§ **INFORMATION GIVEN**
════════════════

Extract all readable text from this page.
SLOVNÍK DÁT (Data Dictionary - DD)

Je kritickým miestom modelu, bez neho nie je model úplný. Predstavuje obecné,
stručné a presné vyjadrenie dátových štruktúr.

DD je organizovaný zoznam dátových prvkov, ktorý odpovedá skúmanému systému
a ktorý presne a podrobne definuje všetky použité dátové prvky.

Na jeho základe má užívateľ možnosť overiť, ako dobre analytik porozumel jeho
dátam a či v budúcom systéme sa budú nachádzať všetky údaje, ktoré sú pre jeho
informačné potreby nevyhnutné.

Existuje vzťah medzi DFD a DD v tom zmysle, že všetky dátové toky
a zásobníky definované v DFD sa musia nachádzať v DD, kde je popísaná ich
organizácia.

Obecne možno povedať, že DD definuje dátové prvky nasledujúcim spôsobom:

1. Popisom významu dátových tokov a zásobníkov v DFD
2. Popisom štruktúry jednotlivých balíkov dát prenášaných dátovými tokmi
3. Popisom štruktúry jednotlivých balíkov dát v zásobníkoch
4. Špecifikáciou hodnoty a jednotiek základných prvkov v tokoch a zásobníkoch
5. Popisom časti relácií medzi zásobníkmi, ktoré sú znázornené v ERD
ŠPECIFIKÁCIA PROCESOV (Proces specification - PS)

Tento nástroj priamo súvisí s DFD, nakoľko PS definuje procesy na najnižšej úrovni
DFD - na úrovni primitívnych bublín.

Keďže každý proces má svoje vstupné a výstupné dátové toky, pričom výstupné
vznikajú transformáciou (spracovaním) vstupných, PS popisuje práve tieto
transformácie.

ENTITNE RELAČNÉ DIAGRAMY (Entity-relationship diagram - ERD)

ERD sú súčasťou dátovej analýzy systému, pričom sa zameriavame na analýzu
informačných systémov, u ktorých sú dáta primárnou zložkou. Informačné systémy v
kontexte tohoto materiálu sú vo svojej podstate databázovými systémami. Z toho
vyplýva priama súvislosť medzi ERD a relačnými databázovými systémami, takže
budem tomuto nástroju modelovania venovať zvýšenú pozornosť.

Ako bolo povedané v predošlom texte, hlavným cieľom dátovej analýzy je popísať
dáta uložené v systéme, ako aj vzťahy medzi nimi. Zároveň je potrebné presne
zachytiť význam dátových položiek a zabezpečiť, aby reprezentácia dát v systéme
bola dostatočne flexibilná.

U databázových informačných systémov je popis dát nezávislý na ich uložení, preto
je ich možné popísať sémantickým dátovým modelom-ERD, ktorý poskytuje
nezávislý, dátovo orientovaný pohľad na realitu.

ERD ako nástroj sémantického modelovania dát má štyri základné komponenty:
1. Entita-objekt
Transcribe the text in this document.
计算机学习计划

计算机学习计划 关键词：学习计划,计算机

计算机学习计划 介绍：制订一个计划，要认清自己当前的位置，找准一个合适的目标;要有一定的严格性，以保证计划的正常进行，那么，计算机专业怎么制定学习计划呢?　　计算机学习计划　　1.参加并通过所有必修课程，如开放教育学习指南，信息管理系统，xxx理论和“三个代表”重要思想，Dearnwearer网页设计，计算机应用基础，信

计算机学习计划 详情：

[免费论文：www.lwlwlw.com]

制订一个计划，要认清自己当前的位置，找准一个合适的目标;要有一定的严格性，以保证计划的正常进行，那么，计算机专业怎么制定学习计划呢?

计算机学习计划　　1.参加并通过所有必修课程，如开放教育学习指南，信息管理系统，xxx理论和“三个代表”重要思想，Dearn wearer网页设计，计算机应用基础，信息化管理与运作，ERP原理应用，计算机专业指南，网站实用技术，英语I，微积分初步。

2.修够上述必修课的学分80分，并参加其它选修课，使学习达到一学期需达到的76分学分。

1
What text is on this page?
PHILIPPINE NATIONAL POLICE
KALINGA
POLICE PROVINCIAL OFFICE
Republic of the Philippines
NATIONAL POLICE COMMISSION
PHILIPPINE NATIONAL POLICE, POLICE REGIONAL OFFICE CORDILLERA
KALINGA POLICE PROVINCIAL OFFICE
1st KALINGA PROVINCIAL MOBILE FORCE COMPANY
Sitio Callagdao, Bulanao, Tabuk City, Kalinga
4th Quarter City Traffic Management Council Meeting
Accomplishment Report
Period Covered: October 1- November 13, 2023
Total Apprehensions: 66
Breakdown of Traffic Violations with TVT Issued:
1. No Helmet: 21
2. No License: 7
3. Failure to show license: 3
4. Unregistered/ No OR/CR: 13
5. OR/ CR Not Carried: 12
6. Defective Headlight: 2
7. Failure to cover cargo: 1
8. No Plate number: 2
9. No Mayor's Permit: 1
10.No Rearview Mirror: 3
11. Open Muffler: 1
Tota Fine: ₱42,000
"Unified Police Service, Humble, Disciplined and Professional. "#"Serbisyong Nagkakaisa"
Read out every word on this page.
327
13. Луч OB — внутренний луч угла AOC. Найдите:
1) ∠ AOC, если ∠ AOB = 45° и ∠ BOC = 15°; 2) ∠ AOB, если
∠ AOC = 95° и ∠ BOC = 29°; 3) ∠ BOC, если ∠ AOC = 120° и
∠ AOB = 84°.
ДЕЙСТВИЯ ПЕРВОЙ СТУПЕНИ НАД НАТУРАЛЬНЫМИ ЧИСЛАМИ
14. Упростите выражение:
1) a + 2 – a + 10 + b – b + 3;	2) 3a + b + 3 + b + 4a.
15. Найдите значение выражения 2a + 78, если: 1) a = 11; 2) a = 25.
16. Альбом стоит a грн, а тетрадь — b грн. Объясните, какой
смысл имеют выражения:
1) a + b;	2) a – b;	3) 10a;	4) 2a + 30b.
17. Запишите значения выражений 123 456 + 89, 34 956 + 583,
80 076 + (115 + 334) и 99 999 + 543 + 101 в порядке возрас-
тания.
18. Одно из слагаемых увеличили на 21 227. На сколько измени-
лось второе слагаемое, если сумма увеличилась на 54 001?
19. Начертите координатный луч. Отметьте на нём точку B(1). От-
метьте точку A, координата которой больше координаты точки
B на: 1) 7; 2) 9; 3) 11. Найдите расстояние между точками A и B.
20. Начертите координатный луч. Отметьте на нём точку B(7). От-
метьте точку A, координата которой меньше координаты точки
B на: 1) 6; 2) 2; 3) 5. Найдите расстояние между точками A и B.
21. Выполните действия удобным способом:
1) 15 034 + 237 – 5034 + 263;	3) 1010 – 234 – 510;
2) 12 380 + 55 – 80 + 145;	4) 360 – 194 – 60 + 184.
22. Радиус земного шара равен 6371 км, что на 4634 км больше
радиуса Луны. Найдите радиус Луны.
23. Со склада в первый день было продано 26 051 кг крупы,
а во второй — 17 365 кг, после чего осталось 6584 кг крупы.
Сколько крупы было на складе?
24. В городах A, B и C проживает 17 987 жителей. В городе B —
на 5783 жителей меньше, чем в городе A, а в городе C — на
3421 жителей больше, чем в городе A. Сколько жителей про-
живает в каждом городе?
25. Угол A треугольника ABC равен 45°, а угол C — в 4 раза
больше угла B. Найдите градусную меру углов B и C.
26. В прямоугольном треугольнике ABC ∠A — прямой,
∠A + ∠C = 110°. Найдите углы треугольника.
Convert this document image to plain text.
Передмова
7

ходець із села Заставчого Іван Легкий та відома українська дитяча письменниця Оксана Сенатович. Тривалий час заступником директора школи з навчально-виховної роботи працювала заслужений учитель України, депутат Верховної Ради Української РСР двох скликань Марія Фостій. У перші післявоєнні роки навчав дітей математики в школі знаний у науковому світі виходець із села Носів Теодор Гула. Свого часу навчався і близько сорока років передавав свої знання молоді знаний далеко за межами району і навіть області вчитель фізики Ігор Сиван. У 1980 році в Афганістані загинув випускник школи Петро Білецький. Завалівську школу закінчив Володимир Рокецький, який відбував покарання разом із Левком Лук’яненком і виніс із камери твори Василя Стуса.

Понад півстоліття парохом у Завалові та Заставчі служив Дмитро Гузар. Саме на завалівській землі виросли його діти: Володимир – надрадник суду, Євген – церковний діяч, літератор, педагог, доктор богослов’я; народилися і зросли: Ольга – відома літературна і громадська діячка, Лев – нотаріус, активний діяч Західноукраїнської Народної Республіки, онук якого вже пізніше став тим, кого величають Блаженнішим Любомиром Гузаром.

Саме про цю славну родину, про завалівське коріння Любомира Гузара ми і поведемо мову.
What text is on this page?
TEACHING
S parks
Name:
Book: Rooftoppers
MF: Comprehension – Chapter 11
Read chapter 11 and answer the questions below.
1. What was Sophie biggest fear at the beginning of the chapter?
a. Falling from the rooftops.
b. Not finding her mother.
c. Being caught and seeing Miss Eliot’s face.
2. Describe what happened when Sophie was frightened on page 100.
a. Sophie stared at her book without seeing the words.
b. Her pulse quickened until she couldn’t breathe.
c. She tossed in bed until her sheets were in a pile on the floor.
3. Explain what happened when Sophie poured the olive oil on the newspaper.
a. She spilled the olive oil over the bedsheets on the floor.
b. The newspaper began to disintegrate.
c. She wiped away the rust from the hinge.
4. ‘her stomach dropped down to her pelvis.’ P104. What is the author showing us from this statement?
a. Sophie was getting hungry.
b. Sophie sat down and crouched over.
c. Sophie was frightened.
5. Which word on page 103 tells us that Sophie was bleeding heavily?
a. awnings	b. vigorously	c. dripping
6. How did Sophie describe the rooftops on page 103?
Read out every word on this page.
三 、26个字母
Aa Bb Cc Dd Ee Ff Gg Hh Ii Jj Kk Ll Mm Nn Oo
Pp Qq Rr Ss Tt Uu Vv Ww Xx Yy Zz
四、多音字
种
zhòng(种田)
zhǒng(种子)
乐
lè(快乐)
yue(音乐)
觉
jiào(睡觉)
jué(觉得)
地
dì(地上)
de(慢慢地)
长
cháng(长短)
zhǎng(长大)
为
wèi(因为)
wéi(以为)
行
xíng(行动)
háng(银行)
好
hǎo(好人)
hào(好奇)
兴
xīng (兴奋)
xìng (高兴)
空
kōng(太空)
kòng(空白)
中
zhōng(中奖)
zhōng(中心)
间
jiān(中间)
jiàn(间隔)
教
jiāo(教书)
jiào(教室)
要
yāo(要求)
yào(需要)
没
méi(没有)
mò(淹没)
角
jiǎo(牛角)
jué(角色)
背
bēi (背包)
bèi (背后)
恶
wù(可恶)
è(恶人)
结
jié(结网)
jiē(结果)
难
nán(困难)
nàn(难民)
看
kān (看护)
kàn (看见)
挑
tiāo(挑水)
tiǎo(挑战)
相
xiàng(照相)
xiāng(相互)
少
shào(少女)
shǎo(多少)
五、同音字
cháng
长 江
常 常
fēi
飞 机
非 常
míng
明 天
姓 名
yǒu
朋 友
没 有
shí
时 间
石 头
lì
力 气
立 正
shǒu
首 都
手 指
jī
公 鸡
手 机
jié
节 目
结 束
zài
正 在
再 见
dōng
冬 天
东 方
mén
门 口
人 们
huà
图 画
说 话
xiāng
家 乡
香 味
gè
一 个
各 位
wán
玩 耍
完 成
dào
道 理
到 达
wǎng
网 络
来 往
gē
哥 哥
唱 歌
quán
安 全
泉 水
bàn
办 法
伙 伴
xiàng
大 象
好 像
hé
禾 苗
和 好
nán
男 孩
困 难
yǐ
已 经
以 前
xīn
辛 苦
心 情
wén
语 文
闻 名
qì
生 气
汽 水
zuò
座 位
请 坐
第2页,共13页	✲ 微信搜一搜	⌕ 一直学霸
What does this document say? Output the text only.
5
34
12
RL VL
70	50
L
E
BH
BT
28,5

════════════════

§ **WRITTEN INSTRUCTION**
Give the count of lines holding the word "Failure" and nothing more.

§ **SOLUTION TO THE EXERCISE**
2